━━━━━ RECORD SET

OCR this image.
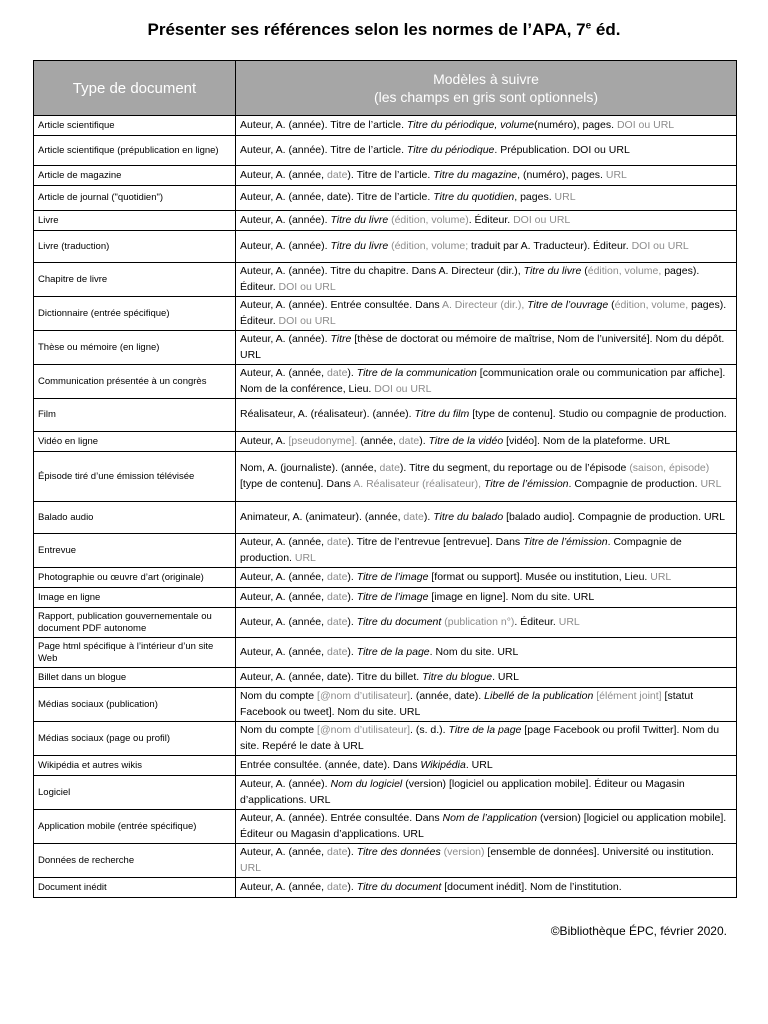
Présenter ses références selon les normes de l’APA, 7e éd.
Type de document	Modèles à suivre
(les champs en gris sont optionnels)
Article scientifique	Auteur, A. (année). Titre de l’article. Titre du périodique, volume(numéro), pages. DOI ou URL
Article scientifique (prépublication en ligne)	Auteur, A. (année). Titre de l’article. Titre du périodique. Prépublication. DOI ou URL
Article de magazine	Auteur, A. (année, date). Titre de l’article. Titre du magazine, (numéro), pages. URL
Article de journal ("quotidien")	Auteur, A. (année, date). Titre de l’article. Titre du quotidien, pages. URL
Livre	Auteur, A. (année). Titre du livre (édition, volume). Éditeur. DOI ou URL
Livre (traduction)	Auteur, A. (année). Titre du livre (édition, volume; traduit par A. Traducteur). Éditeur. DOI ou URL
Chapitre de livre	Auteur, A. (année). Titre du chapitre. Dans A. Directeur (dir.), Titre du livre (édition, volume, pages). Éditeur. DOI ou URL
Dictionnaire (entrée spécifique)	Auteur, A. (année). Entrée consultée. Dans A. Directeur (dir.), Titre de l’ouvrage (édition, volume, pages). Éditeur. DOI ou URL
Thèse ou mémoire (en ligne)	Auteur, A. (année). Titre [thèse de doctorat ou mémoire de maîtrise, Nom de l’université]. Nom du dépôt. URL
Communication présentée à un congrès	Auteur, A. (année, date). Titre de la communication [communication orale ou communication par affiche]. Nom de la conférence, Lieu. DOI ou URL
Film	Réalisateur, A. (réalisateur). (année). Titre du film [type de contenu]. Studio ou compagnie de production.
Vidéo en ligne	Auteur, A. [pseudonyme]. (année, date). Titre de la vidéo [vidéo]. Nom de la plateforme. URL
Épisode tiré d’une émission télévisée	Nom, A. (journaliste). (année, date). Titre du segment, du reportage ou de l’épisode (saison, épisode) [type de contenu]. Dans A. Réalisateur (réalisateur), Titre de l’émission. Compagnie de production. URL
Balado audio	Animateur, A. (animateur). (année, date). Titre du balado [balado audio]. Compagnie de production. URL
Entrevue	Auteur, A. (année, date). Titre de l’entrevue [entrevue]. Dans Titre de l’émission. Compagnie de production. URL
Photographie ou œuvre d’art (originale)	Auteur, A. (année, date). Titre de l’image [format ou support]. Musée ou institution, Lieu. URL
Image en ligne	Auteur, A. (année, date). Titre de l’image [image en ligne]. Nom du site. URL
Rapport, publication gouvernementale ou document PDF autonome	Auteur, A. (année, date). Titre du document (publication n°). Éditeur. URL
Page html spécifique à l’intérieur d’un site Web	Auteur, A. (année, date). Titre de la page. Nom du site. URL
Billet dans un blogue	Auteur, A. (année, date). Titre du billet. Titre du blogue. URL
Médias sociaux (publication)	Nom du compte [@nom d’utilisateur]. (année, date). Libellé de la publication [élément joint] [statut Facebook ou tweet]. Nom du site. URL
Médias sociaux (page ou profil)	Nom du compte [@nom d’utilisateur]. (s. d.). Titre de la page [page Facebook ou profil Twitter]. Nom du site. Repéré le date à URL
Wikipédia et autres wikis	Entrée consultée. (année, date). Dans Wikipédia. URL
Logiciel	Auteur, A. (année). Nom du logiciel (version) [logiciel ou application mobile]. Éditeur ou Magasin d’applications. URL
Application mobile (entrée spécifique)	Auteur, A. (année). Entrée consultée. Dans Nom de l’application (version) [logiciel ou application mobile]. Éditeur ou Magasin d’applications. URL
Données de recherche	Auteur, A. (année, date). Titre des données (version) [ensemble de données]. Université ou institution. URL
Document inédit	Auteur, A. (année, date). Titre du document [document inédit]. Nom de l’institution.
©Bibliothèque ÉPC, février 2020.
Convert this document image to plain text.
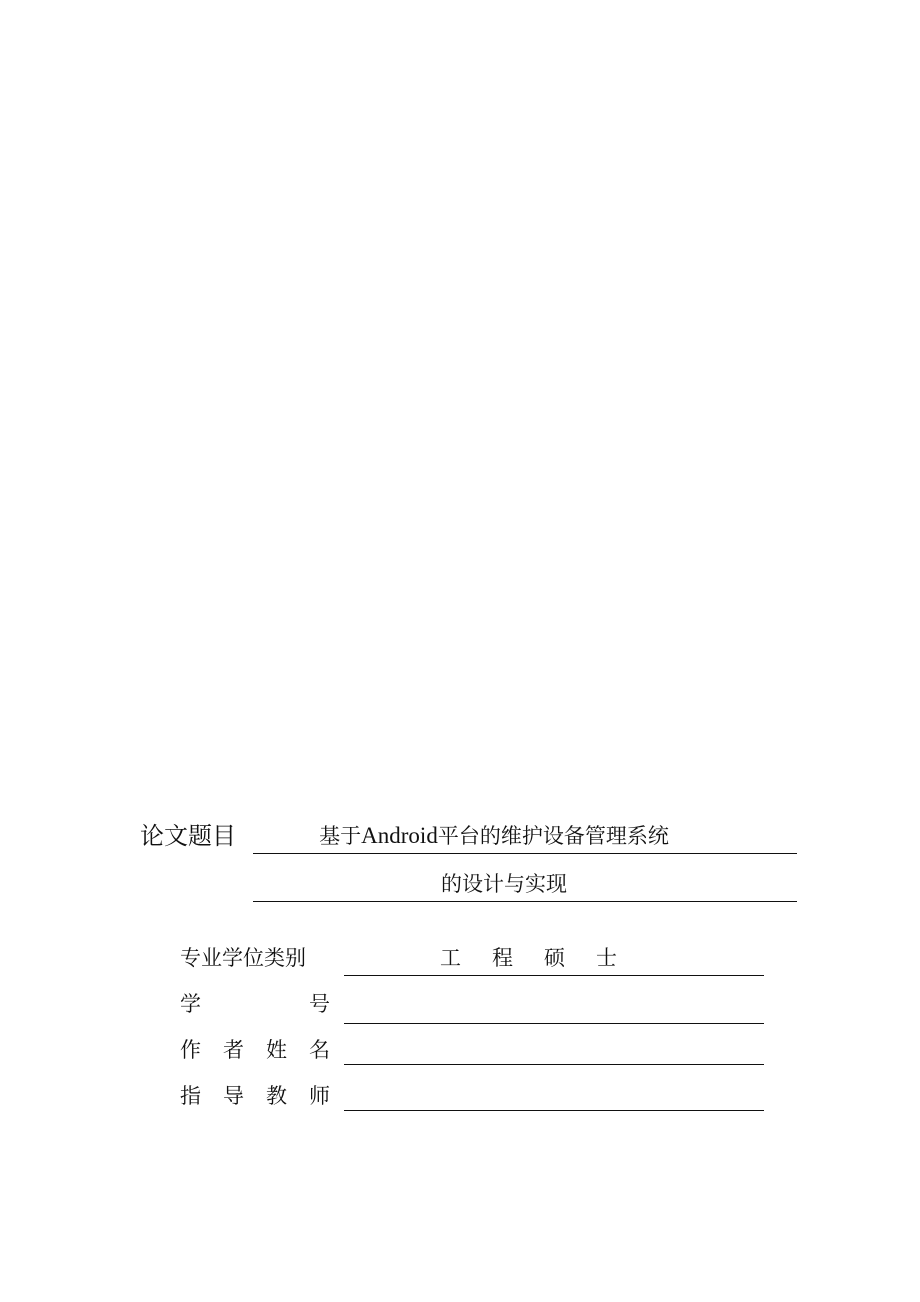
论文题目	基于Android平台的维护设备管理系统
的设计与实现
专业学位类别	工	程	硕	士
学	号
作 者 姓 名
指 导 教 师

━━━━━━━━━━

-- STATED TASK --
Write the records above out again exactly, with no pictures in your copy.

-- SOLUTION TO THE EXERCISE --
OCR this image.
Présenter ses références selon les normes de l’APA, 7e éd.
Type de document	Modèles à suivre
(les champs en gris sont optionnels)
Article scientifique	Auteur, A. (année). Titre de l’article. Titre du périodique, volume(numéro), pages. DOI ou URL
Article scientifique (prépublication en ligne)	Auteur, A. (année). Titre de l’article. Titre du périodique. Prépublication. DOI ou URL
Article de magazine	Auteur, A. (année, date). Titre de l’article. Titre du magazine, (numéro), pages. URL
Article de journal ("quotidien")	Auteur, A. (année, date). Titre de l’article. Titre du quotidien, pages. URL
Livre	Auteur, A. (année). Titre du livre (édition, volume). Éditeur. DOI ou URL
Livre (traduction)	Auteur, A. (année). Titre du livre (édition, volume; traduit par A. Traducteur). Éditeur. DOI ou URL
Chapitre de livre	Auteur, A. (année). Titre du chapitre. Dans A. Directeur (dir.), Titre du livre (édition, volume, pages). Éditeur. DOI ou URL
Dictionnaire (entrée spécifique)	Auteur, A. (année). Entrée consultée. Dans A. Directeur (dir.), Titre de l’ouvrage (édition, volume, pages). Éditeur. DOI ou URL
Thèse ou mémoire (en ligne)	Auteur, A. (année). Titre [thèse de doctorat ou mémoire de maîtrise, Nom de l’université]. Nom du dépôt. URL
Communication présentée à un congrès	Auteur, A. (année, date). Titre de la communication [communication orale ou communication par affiche]. Nom de la conférence, Lieu. DOI ou URL
Film	Réalisateur, A. (réalisateur). (année). Titre du film [type de contenu]. Studio ou compagnie de production.
Vidéo en ligne	Auteur, A. [pseudonyme]. (année, date). Titre de la vidéo [vidéo]. Nom de la plateforme. URL
Épisode tiré d’une émission télévisée	Nom, A. (journaliste). (année, date). Titre du segment, du reportage ou de l’épisode (saison, épisode) [type de contenu]. Dans A. Réalisateur (réalisateur), Titre de l’émission. Compagnie de production. URL
Balado audio	Animateur, A. (animateur). (année, date). Titre du balado [balado audio]. Compagnie de production. URL
Entrevue	Auteur, A. (année, date). Titre de l’entrevue [entrevue]. Dans Titre de l’émission. Compagnie de production. URL
Photographie ou œuvre d’art (originale)	Auteur, A. (année, date). Titre de l’image [format ou support]. Musée ou institution, Lieu. URL
Image en ligne	Auteur, A. (année, date). Titre de l’image [image en ligne]. Nom du site. URL
Rapport, publication gouvernementale ou document PDF autonome	Auteur, A. (année, date). Titre du document (publication n°). Éditeur. URL
Page html spécifique à l’intérieur d’un site Web	Auteur, A. (année, date). Titre de la page. Nom du site. URL
Billet dans un blogue	Auteur, A. (année, date). Titre du billet. Titre du blogue. URL
Médias sociaux (publication)	Nom du compte [@nom d’utilisateur]. (année, date). Libellé de la publication [élément joint] [statut Facebook ou tweet]. Nom du site. URL
Médias sociaux (page ou profil)	Nom du compte [@nom d’utilisateur]. (s. d.). Titre de la page [page Facebook ou profil Twitter]. Nom du site. Repéré le date à URL
Wikipédia et autres wikis	Entrée consultée. (année, date). Dans Wikipédia. URL
Logiciel	Auteur, A. (année). Nom du logiciel (version) [logiciel ou application mobile]. Éditeur ou Magasin d’applications. URL
Application mobile (entrée spécifique)	Auteur, A. (année). Entrée consultée. Dans Nom de l’application (version) [logiciel ou application mobile]. Éditeur ou Magasin d’applications. URL
Données de recherche	Auteur, A. (année, date). Titre des données (version) [ensemble de données]. Université ou institution. URL
Document inédit	Auteur, A. (année, date). Titre du document [document inédit]. Nom de l’institution.
©Bibliothèque ÉPC, février 2020.
Convert this document image to plain text.
论文题目	基于Android平台的维护设备管理系统
的设计与实现
专业学位类别	工	程	硕	士
学	号
作 者 姓 名
指 导 教 师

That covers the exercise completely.